Exercise instructions - What number of lines hold the word "Metal"? State that number and nothing besides.
-- BEGIN Record extracts --
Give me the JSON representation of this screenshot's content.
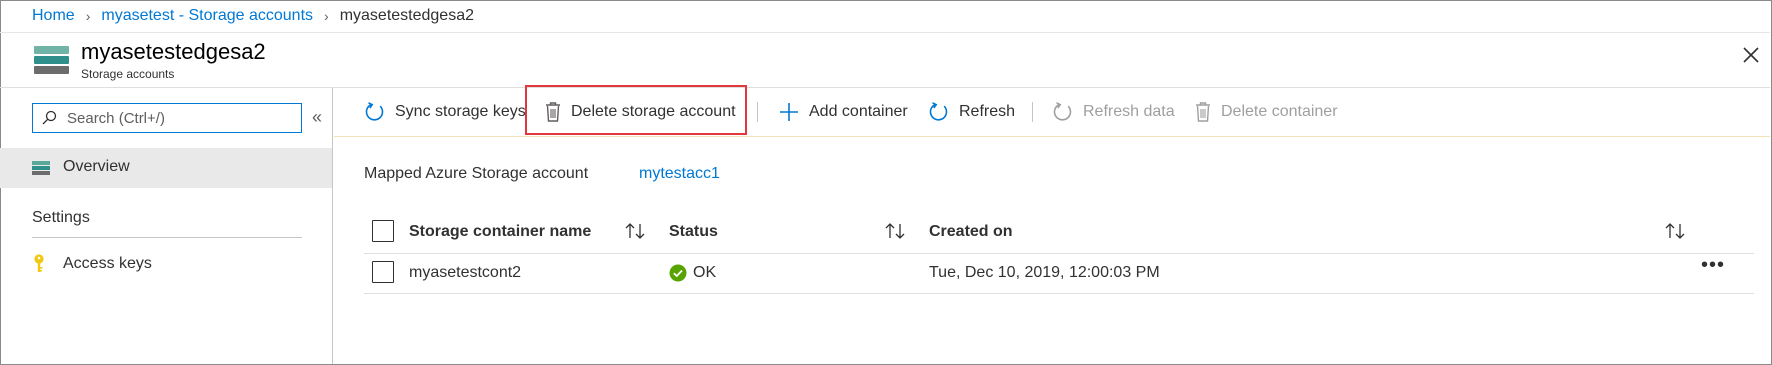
{
  "breadcrumb": {
    "home": "Home",
    "parent": "myasetest - Storage accounts",
    "current": "myasetestedgesa2"
  },
  "header": {
    "title": "myasetestedgesa2",
    "subtitle": "Storage accounts"
  },
  "sidebar": {
    "search_placeholder": "Search (Ctrl+/)",
    "collapse": "«",
    "overview_label": "Overview",
    "settings_heading": "Settings",
    "access_keys_label": "Access keys"
  },
  "toolbar": {
    "sync": "Sync storage keys",
    "delete_account": "Delete storage account",
    "add_container": "Add container",
    "refresh": "Refresh",
    "refresh_data": "Refresh data",
    "delete_container": "Delete container"
  },
  "content": {
    "mapped_label": "Mapped Azure Storage account",
    "mapped_value": "mytestacc1",
    "columns": {
      "name": "Storage container name",
      "status": "Status",
      "created": "Created on"
    },
    "rows": [
      {
        "name": "myasetestcont2",
        "status": "OK",
        "created": "Tue, Dec 10, 2019, 12:00:03 PM",
        "more": "•••"
      }
    ]
  },
  "colors": {
    "accent": "#0078d4",
    "highlight": "#e0383d",
    "ok": "#57a300"
  }
}
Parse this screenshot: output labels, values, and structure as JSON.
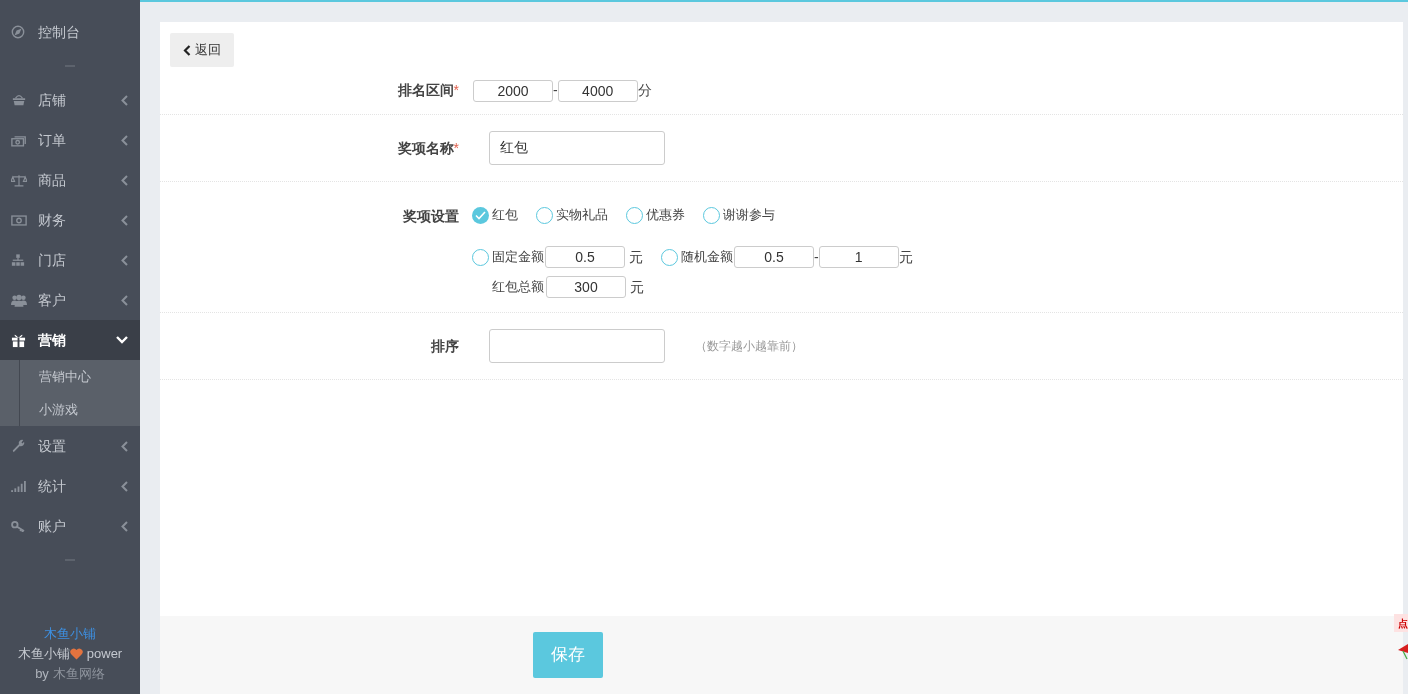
{
  "sidebar": {
    "items": [
      {
        "label": "控制台"
      },
      {
        "label": "店铺",
        "expanded": false
      },
      {
        "label": "订单",
        "expanded": false
      },
      {
        "label": "商品",
        "expanded": false
      },
      {
        "label": "财务",
        "expanded": false
      },
      {
        "label": "门店",
        "expanded": false
      },
      {
        "label": "客户",
        "expanded": false
      },
      {
        "label": "营销",
        "expanded": true,
        "children": [
          {
            "label": "营销中心"
          },
          {
            "label": "小游戏"
          }
        ]
      },
      {
        "label": "设置",
        "expanded": false
      },
      {
        "label": "统计",
        "expanded": false
      },
      {
        "label": "账户",
        "expanded": false
      }
    ],
    "footer": {
      "brand": "木鱼小铺",
      "power_name": "木鱼小铺",
      "power_word": "power",
      "credit_by": "by",
      "credit_company": "木鱼网络"
    }
  },
  "back_button": "返回",
  "form": {
    "rows": [
      {
        "kind": "range",
        "label": "排名区间",
        "mark": "*",
        "from": "2000",
        "separator": "-",
        "to": "4000",
        "unit": "分"
      },
      {
        "kind": "text",
        "label": "奖项名称",
        "mark": "*",
        "value": "红包"
      },
      {
        "kind": "prize",
        "label": "奖项设置",
        "options": [
          {
            "label": "红包",
            "selected": true
          },
          {
            "label": "实物礼品",
            "selected": false
          },
          {
            "label": "优惠券",
            "selected": false
          },
          {
            "label": "谢谢参与",
            "selected": false
          }
        ],
        "amounts": [
          {
            "kind": "fixed",
            "label": "固定金额",
            "selected": false,
            "value": "0.5",
            "unit": "元"
          },
          {
            "kind": "random",
            "label": "随机金额",
            "selected": false,
            "min": "0.5",
            "separator": "-",
            "max": "1",
            "unit": "元"
          }
        ],
        "total": {
          "label": "红包总额",
          "value": "300",
          "unit": "元"
        }
      },
      {
        "kind": "text",
        "label": "排序",
        "hint": "（数字越小越靠前）"
      }
    ]
  },
  "save_button": "保存",
  "float_badge": "点"
}
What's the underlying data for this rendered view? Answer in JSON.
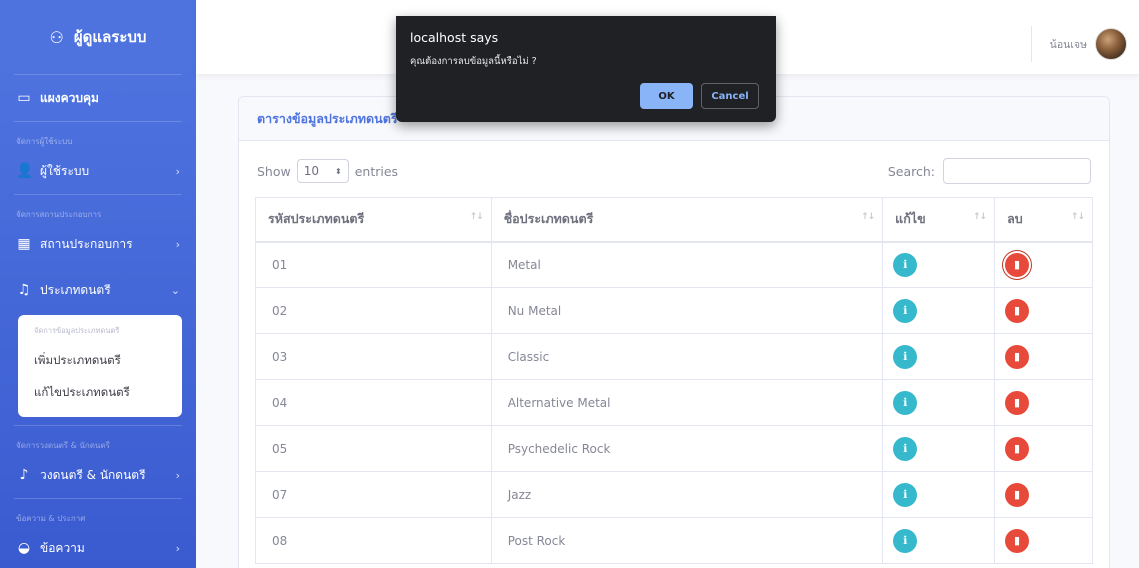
{
  "sidebar": {
    "brand": "ผู้ดูแลระบบ",
    "dashboard": "แผงควบคุม",
    "sections": [
      {
        "heading": "จัดการผู้ใช้ระบบ",
        "item": "ผู้ใช้ระบบ"
      },
      {
        "heading": "จัดการสถานประกอบการ",
        "item": "สถานประกอบการ"
      },
      {
        "heading": "",
        "item": "ประเภทดนตรี"
      },
      {
        "heading": "จัดการวงดนตรี & นักดนตรี",
        "item": "วงดนตรี & นักดนตรี"
      },
      {
        "heading": "ข้อความ & ประกาศ",
        "item": "ข้อความ"
      }
    ],
    "submenu": {
      "heading": "จัดการข้อมูลประเภทดนตรี",
      "items": [
        "เพิ่มประเภทดนตรี",
        "แก้ไขประเภทดนตรี"
      ]
    }
  },
  "topbar": {
    "user_name": "น้อนเจษ"
  },
  "card": {
    "title": "ตารางข้อมูลประเภทดนตรี",
    "show_label": "Show",
    "entries_value": "10",
    "entries_label": "entries",
    "search_label": "Search:"
  },
  "table": {
    "headers": [
      "รหัสประเภทดนตรี",
      "ชื่อประเภทดนตรี",
      "แก้ไข",
      "ลบ"
    ],
    "rows": [
      {
        "id": "01",
        "name": "Metal"
      },
      {
        "id": "02",
        "name": "Nu Metal"
      },
      {
        "id": "03",
        "name": "Classic"
      },
      {
        "id": "04",
        "name": "Alternative Metal"
      },
      {
        "id": "05",
        "name": "Psychedelic Rock"
      },
      {
        "id": "07",
        "name": "Jazz"
      },
      {
        "id": "08",
        "name": "Post Rock"
      }
    ]
  },
  "dialog": {
    "title": "localhost says",
    "message": "คุณต้องการลบข้อมูลนี้หรือไม่ ?",
    "ok": "OK",
    "cancel": "Cancel"
  },
  "colors": {
    "primary": "#4e73df",
    "info": "#36b9cc",
    "danger": "#e74a3b"
  }
}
-- END Record extracts --
Task solution - 3